**DIRECTIONS**
Transcribe the entries below exactly; leave every image out.

Figure data in JSON:
◆ ◆ ◆ ◆ ◆ ◆ ◆
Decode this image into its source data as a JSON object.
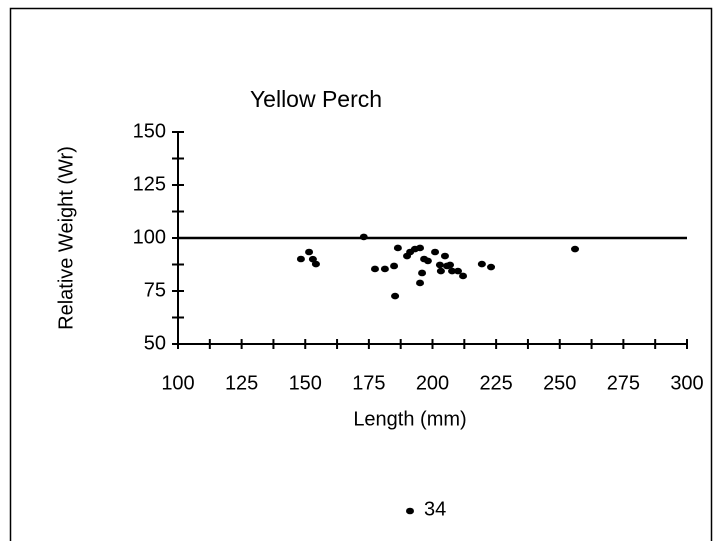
{
  "chart_data": {
    "type": "scatter",
    "title": "Yellow Perch",
    "x_label": "Length (mm)",
    "y_label": "Relative Weight (Wr)",
    "xlim": [
      100,
      300
    ],
    "xticks": [
      100,
      125,
      150,
      175,
      200,
      225,
      250,
      275,
      300
    ],
    "x_minor_ticks": [
      112.5,
      137.5,
      162.5,
      187.5,
      212.5,
      237.5,
      262.5,
      287.5
    ],
    "ylim": [
      50,
      150
    ],
    "yticks": [
      50,
      75,
      100,
      125,
      150
    ],
    "y_minor_ticks": [
      62.5,
      87.5,
      112.5,
      137.5
    ],
    "reference_line": 100,
    "legend": "bottom",
    "series": [
      {
        "name": "34",
        "color": "#000000",
        "x": [
          148.3,
          151.5,
          153,
          154.2,
          173,
          177.4,
          181.3,
          184.9,
          185.3,
          186.4,
          190,
          191.2,
          193.1,
          195.1,
          195.1,
          195.9,
          196.7,
          198.2,
          201,
          202.9,
          203.3,
          204.9,
          205.7,
          206.9,
          207.7,
          210,
          212,
          219.4,
          223,
          256
        ],
        "values": [
          90.1,
          93.4,
          90,
          87.7,
          100.5,
          85.4,
          85.4,
          86.8,
          72.6,
          95.3,
          91.5,
          93.4,
          94.8,
          95.3,
          78.8,
          83.5,
          90.1,
          89.2,
          93.4,
          87.3,
          84.4,
          91.5,
          86.8,
          87.3,
          84.4,
          84.4,
          82.1,
          87.7,
          86.3,
          94.8
        ]
      }
    ]
  }
}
◆ ◆ ◆ ◆ ◆ ◆ ◆
**TASK RESPONSE**
Decode this image into its source data as a JSON object.
{
  "chart_data": {
    "type": "scatter",
    "title": "Yellow Perch",
    "x_label": "Length (mm)",
    "y_label": "Relative Weight (Wr)",
    "xlim": [
      100,
      300
    ],
    "xticks": [
      100,
      125,
      150,
      175,
      200,
      225,
      250,
      275,
      300
    ],
    "x_minor_ticks": [
      112.5,
      137.5,
      162.5,
      187.5,
      212.5,
      237.5,
      262.5,
      287.5
    ],
    "ylim": [
      50,
      150
    ],
    "yticks": [
      50,
      75,
      100,
      125,
      150
    ],
    "y_minor_ticks": [
      62.5,
      87.5,
      112.5,
      137.5
    ],
    "reference_line": 100,
    "legend": "bottom",
    "series": [
      {
        "name": "34",
        "color": "#000000",
        "x": [
          148.3,
          151.5,
          153,
          154.2,
          173,
          177.4,
          181.3,
          184.9,
          185.3,
          186.4,
          190,
          191.2,
          193.1,
          195.1,
          195.1,
          195.9,
          196.7,
          198.2,
          201,
          202.9,
          203.3,
          204.9,
          205.7,
          206.9,
          207.7,
          210,
          212,
          219.4,
          223,
          256
        ],
        "values": [
          90.1,
          93.4,
          90,
          87.7,
          100.5,
          85.4,
          85.4,
          86.8,
          72.6,
          95.3,
          91.5,
          93.4,
          94.8,
          95.3,
          78.8,
          83.5,
          90.1,
          89.2,
          93.4,
          87.3,
          84.4,
          91.5,
          86.8,
          87.3,
          84.4,
          84.4,
          82.1,
          87.7,
          86.3,
          94.8
        ]
      }
    ]
  }
}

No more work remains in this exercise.